▶ **Selected excerpt**:
-*-

Proteolytic processing of the capsid precursor by trypsin is essential for porcine astrovirus infectivity and isolation in vitro

Porcine astroviruses (PAstV) have been prevalent worldwide, causing asymptomatic, intestinal or neurological clinical symptoms. However, the maturation mechanism and elements of the PAstV life cycle remains largely unknown, which poses an obstacle for PAstV isolation and pathogenic study. Previous studies have reported that PAstV’s isolation and replication in PK-15 cells requires the addition of trypsin, yet the detailed role of this protease has not been revealed. In this study, we found that trypsin could enhance the cytopathic effects and RNA replication of PAstV. The capsid precursor, of ∼90 kDa (VP90), could directly release into the extracellular culture media and subsequently processed by trypsin into four terminal products of about 25 (VP25), 27 (VP27), 30 (VP30) and 34 (VP34) kDa. This cleavage process was found to be essential for the infectivity of PAstV, as progeny viruses assembled from un-cleaved or incomplete processed capsid precursor protein lost its infectivity. Moreover, non-infectious progeny viruses regain infectivity after trypsin treatment. Unlike human astrovirus, which undergoes a "VP90-VP70" cleavage process, intracellular caspases were found to promote but are not required for PAstV-GX1 viral release. Virus purification confirmed that the VP34, VP30 and VP27 constitute mature, infectious viral particles. Importantly, sufficient processing under trypsin concentration, which produce VP27, VP30 and VP34, were proved to be components of PAstV mature virions. In general, PAstV's infectivity strictly depends on extracellular trypsin cleavage of its capsid precursor VP90 into VP25/27/30/34, bypassing the intracellular "VP90-VP70" pathway seen in Human Astrovirus—a novel maturation strategy in astroviruses.

-*-

▶ **Entries shown**:
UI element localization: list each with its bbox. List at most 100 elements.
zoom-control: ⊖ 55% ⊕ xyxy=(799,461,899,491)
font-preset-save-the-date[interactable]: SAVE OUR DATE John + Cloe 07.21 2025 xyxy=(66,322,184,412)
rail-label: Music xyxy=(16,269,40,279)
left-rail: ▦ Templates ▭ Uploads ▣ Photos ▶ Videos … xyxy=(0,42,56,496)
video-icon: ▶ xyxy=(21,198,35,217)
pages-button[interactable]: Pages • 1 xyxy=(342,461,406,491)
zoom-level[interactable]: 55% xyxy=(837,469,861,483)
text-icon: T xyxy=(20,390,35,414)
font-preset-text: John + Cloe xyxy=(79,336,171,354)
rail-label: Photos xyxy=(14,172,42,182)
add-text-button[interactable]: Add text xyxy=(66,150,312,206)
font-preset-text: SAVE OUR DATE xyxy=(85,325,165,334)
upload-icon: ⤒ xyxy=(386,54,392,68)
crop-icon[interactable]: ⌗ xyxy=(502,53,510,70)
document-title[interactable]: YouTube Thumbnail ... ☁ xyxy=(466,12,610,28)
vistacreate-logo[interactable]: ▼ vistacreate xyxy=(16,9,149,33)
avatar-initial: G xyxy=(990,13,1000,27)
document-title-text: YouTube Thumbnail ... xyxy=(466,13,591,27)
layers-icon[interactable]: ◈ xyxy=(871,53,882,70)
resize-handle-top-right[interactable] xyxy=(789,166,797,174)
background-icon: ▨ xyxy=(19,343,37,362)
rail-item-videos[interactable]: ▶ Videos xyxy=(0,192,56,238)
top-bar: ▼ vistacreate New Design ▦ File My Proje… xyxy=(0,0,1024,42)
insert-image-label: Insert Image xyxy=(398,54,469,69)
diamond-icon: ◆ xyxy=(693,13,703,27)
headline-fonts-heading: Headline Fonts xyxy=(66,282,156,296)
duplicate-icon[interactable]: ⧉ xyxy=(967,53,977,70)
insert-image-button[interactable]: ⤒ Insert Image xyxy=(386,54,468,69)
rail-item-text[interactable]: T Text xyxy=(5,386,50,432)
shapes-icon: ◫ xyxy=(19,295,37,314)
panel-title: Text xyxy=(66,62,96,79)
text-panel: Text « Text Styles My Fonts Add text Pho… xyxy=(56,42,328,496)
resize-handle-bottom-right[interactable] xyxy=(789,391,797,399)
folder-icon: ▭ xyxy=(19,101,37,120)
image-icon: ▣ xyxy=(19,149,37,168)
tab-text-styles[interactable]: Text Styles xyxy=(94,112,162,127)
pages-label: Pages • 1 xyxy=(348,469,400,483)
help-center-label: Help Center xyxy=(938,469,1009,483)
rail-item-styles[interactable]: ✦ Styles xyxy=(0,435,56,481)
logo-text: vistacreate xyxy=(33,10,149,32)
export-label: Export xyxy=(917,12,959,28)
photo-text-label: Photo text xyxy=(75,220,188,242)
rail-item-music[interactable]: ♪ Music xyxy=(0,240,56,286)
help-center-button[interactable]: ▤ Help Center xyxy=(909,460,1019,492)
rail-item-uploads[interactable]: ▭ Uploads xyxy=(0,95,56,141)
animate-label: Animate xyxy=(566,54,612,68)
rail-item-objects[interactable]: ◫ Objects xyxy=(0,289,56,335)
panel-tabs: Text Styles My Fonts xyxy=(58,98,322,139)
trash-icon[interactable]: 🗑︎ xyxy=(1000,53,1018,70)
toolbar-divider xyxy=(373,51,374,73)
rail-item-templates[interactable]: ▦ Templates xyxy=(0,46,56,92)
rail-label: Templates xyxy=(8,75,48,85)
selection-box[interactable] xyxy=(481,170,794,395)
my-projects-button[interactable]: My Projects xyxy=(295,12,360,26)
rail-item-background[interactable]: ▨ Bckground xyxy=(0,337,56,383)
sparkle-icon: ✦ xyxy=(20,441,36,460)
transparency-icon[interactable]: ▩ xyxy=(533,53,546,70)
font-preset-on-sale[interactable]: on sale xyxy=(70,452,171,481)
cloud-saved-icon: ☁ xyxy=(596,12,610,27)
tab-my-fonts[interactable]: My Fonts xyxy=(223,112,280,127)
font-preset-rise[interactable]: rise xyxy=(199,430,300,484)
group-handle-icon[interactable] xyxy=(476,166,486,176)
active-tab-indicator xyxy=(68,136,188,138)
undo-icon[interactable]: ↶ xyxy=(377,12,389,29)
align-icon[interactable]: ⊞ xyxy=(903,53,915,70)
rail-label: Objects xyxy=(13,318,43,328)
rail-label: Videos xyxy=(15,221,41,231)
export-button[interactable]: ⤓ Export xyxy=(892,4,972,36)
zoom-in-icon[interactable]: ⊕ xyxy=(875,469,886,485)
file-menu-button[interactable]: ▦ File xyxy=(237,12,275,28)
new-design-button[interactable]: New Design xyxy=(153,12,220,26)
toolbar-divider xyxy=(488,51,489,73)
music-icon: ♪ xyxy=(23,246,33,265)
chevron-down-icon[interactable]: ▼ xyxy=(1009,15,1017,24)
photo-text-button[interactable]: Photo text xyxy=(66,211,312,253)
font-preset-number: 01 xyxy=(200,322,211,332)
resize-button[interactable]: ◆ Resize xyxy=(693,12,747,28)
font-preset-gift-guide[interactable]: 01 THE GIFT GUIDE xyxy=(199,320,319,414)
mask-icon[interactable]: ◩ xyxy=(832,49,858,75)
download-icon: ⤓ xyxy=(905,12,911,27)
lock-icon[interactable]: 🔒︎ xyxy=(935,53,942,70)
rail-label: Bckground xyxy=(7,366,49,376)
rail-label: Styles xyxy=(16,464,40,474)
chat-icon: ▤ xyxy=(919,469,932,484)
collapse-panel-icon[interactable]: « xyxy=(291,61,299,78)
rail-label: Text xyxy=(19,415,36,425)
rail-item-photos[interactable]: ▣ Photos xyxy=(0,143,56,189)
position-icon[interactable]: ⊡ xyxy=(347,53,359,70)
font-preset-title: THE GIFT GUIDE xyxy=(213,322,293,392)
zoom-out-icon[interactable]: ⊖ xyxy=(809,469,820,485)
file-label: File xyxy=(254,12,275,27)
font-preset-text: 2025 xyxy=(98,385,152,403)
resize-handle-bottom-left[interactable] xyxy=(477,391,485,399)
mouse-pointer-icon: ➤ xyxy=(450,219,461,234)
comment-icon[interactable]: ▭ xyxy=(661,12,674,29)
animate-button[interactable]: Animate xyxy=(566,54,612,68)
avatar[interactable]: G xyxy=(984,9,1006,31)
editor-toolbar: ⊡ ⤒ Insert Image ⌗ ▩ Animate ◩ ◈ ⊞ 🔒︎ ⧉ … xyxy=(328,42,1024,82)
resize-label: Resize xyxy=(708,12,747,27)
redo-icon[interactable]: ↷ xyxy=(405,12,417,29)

-*-

▶ **What is expected**: Translate this sentence from the text on porcine astrovirus maturation into Spanish: "In this study, we found that trypsin could enhance the cytopathic effects and RNA replication of PAstV."

▶ **Result**: En este estudio, encontramos que la tripsina podía potenciar los efectos citopáticos y la replicación del ARN del PAstV.